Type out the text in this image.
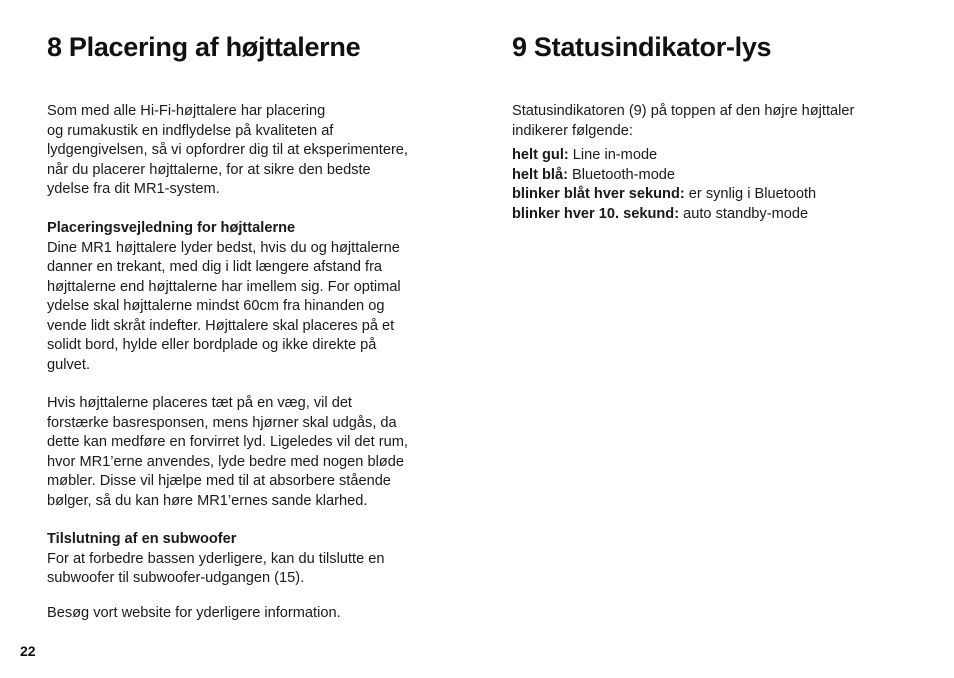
8 Placering af højttalerne
Som med alle Hi-Fi-højttalere har placering
og rumakustik en indflydelse på kvaliteten af
lydgengivelsen, så vi opfordrer dig til at eksperimentere,
når du placerer højttalerne, for at sikre den bedste
ydelse fra dit MR1-system.
Placeringsvejledning for højttalerne
Dine MR1 højttalere lyder bedst, hvis du og højttalerne
danner en trekant, med dig i lidt længere afstand fra
højttalerne end højttalerne har imellem sig. For optimal
ydelse skal højttalerne mindst 60cm fra hinanden og
vende lidt skråt indefter. Højttalere skal placeres på et
solidt bord, hylde eller bordplade og ikke direkte på
gulvet.
Hvis højttalerne placeres tæt på en væg, vil det
forstærke basresponsen, mens hjørner skal udgås, da
dette kan medføre en forvirret lyd. Ligeledes vil det rum,
hvor MR1’erne anvendes, lyde bedre med nogen bløde
møbler. Disse vil hjælpe med til at absorbere stående
bølger, så du kan høre MR1’ernes sande klarhed.
Tilslutning af en subwoofer
For at forbedre bassen yderligere, kan du tilslutte en
subwoofer til subwoofer-udgangen (15).
Besøg vort website for yderligere information.
9 Statusindikator-lys
Statusindikatoren (9) på toppen af den højre højttaler
indikerer følgende:
helt gul: Line in-mode
helt blå: Bluetooth-mode
blinker blåt hver sekund: er synlig i Bluetooth
blinker hver 10. sekund: auto standby-mode
22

* * *

Task objective: Leave out the pictures and return every record word for word.

Solution:
Type out the text in this image.
8 Placering af højttalerne
Som med alle Hi-Fi-højttalere har placering
og rumakustik en indflydelse på kvaliteten af
lydgengivelsen, så vi opfordrer dig til at eksperimentere,
når du placerer højttalerne, for at sikre den bedste
ydelse fra dit MR1-system.
Placeringsvejledning for højttalerne
Dine MR1 højttalere lyder bedst, hvis du og højttalerne
danner en trekant, med dig i lidt længere afstand fra
højttalerne end højttalerne har imellem sig. For optimal
ydelse skal højttalerne mindst 60cm fra hinanden og
vende lidt skråt indefter. Højttalere skal placeres på et
solidt bord, hylde eller bordplade og ikke direkte på
gulvet.
Hvis højttalerne placeres tæt på en væg, vil det
forstærke basresponsen, mens hjørner skal udgås, da
dette kan medføre en forvirret lyd. Ligeledes vil det rum,
hvor MR1’erne anvendes, lyde bedre med nogen bløde
møbler. Disse vil hjælpe med til at absorbere stående
bølger, så du kan høre MR1’ernes sande klarhed.
Tilslutning af en subwoofer
For at forbedre bassen yderligere, kan du tilslutte en
subwoofer til subwoofer-udgangen (15).
Besøg vort website for yderligere information.
9 Statusindikator-lys
Statusindikatoren (9) på toppen af den højre højttaler
indikerer følgende:
helt gul: Line in-mode
helt blå: Bluetooth-mode
blinker blåt hver sekund: er synlig i Bluetooth
blinker hver 10. sekund: auto standby-mode
22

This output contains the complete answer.